What you should do: Pick out the lines containing "this".

Saved entries
= = =

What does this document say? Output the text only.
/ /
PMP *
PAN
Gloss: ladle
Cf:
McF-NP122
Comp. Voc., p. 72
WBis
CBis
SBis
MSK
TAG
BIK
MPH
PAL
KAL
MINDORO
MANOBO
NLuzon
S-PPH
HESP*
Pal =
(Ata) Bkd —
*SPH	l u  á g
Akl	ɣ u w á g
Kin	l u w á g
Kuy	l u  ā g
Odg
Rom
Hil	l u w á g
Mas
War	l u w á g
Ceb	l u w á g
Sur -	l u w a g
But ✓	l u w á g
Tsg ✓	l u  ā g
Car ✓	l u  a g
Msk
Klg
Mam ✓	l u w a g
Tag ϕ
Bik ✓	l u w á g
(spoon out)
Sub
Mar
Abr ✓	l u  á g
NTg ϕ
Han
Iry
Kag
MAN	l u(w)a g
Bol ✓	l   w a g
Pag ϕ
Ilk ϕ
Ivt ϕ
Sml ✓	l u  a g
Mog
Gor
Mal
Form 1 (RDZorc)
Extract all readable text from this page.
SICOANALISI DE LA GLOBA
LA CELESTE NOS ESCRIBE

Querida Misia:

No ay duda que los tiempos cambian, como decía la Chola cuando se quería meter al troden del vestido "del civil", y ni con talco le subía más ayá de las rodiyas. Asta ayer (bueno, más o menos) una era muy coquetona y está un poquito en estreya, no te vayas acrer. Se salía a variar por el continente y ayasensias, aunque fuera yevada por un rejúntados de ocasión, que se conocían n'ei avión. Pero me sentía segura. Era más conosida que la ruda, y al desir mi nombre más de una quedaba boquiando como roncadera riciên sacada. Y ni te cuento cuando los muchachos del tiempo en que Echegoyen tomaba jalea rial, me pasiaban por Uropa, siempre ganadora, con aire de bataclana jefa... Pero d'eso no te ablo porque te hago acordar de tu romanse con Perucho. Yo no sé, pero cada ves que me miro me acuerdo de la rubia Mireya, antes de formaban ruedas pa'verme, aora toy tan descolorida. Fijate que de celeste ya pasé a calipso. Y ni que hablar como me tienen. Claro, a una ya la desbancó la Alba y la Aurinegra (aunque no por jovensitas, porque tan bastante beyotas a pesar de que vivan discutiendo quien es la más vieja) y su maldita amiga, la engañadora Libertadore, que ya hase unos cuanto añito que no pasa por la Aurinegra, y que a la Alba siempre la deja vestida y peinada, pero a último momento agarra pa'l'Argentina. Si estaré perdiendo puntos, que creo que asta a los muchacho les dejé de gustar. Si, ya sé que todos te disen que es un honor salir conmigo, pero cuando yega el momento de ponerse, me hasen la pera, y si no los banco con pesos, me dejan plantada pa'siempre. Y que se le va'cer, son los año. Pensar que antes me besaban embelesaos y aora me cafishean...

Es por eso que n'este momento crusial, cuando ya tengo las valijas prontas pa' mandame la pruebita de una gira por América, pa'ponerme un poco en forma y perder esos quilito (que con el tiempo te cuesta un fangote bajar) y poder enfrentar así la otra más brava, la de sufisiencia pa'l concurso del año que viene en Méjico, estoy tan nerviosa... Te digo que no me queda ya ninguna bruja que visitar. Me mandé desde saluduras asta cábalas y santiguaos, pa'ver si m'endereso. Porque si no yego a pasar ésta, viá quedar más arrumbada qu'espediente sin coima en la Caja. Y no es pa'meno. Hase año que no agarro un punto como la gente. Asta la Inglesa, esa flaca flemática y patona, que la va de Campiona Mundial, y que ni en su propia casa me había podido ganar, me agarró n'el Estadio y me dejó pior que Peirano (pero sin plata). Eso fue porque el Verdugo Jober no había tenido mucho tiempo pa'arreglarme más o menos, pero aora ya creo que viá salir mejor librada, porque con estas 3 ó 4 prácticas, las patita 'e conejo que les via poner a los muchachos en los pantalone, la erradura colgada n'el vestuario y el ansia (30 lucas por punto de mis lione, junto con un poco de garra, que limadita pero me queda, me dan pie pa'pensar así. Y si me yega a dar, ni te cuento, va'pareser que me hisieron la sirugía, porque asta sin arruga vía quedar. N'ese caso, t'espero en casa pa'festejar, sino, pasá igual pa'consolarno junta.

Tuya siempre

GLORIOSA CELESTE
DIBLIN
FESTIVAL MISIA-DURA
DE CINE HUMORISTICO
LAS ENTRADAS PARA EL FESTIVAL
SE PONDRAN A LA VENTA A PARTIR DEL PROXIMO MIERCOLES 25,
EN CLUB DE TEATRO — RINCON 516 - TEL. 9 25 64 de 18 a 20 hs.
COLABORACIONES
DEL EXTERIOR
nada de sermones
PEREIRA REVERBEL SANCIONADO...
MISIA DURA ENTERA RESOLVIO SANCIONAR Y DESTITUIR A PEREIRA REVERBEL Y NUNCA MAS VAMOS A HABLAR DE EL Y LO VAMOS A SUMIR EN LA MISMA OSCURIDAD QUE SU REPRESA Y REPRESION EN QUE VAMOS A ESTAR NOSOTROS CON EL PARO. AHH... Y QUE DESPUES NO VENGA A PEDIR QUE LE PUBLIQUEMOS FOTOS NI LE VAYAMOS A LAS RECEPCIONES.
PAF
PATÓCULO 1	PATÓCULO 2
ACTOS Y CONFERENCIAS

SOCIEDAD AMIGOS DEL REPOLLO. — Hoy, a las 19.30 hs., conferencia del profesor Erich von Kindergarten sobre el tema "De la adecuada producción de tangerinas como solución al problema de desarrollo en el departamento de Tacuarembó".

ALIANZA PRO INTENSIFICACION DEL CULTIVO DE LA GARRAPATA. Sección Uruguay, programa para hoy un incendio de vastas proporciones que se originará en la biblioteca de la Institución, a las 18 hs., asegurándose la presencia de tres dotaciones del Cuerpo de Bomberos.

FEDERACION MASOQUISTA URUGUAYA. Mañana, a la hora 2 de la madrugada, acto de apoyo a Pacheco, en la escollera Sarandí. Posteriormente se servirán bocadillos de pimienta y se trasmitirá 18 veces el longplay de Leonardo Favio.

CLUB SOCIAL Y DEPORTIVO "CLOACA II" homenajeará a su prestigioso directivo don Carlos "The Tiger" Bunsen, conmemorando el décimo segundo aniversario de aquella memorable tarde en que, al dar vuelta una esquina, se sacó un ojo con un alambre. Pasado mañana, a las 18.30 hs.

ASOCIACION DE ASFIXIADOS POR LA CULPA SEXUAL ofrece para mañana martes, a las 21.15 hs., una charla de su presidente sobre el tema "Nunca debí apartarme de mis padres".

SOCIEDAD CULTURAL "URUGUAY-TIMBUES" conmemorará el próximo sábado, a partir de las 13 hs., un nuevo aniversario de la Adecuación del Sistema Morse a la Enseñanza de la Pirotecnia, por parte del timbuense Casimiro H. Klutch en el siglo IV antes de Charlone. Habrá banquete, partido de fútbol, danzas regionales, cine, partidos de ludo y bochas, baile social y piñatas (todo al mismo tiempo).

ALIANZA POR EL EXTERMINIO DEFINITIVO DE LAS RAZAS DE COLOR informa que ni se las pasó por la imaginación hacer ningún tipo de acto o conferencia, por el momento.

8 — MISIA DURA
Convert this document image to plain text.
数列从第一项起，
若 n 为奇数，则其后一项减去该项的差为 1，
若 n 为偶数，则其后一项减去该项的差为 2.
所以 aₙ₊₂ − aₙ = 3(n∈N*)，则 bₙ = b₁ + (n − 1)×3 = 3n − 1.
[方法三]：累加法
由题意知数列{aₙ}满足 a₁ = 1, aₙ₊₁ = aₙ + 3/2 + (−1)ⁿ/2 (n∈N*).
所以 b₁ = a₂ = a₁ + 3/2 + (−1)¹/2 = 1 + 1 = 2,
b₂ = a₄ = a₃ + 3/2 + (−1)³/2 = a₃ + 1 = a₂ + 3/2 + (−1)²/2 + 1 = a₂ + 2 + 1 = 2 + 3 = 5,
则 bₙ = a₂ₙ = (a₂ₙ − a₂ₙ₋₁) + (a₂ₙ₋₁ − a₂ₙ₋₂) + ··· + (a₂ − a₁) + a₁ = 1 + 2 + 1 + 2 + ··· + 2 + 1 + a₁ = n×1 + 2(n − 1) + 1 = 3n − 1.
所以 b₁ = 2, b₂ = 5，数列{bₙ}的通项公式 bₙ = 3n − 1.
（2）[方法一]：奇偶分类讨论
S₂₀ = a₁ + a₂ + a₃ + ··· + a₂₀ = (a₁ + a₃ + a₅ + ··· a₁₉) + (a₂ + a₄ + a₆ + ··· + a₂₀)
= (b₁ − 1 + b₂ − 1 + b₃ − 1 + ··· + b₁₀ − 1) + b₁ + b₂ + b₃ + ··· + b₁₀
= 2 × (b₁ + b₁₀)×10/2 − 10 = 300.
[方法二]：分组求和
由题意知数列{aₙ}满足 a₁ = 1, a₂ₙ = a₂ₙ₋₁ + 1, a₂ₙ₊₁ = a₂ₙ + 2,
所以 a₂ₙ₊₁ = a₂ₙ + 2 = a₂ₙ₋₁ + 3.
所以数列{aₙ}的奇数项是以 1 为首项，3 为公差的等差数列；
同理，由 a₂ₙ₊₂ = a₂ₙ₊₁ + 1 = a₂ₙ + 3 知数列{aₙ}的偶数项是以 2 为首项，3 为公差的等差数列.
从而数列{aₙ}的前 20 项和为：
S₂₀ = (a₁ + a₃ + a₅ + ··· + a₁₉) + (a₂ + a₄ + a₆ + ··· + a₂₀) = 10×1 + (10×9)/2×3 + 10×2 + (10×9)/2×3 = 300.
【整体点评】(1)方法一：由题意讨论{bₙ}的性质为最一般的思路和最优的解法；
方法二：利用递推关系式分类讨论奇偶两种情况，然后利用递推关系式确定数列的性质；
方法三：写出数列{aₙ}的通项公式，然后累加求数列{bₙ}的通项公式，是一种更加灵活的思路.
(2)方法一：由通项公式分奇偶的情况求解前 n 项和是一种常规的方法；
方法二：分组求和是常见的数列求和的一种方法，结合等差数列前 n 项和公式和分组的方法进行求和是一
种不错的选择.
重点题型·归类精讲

= = =

Finished exercise:
What does this document say? Output the text only.
Extract all readable text from this page.
Convert this document image to plain text.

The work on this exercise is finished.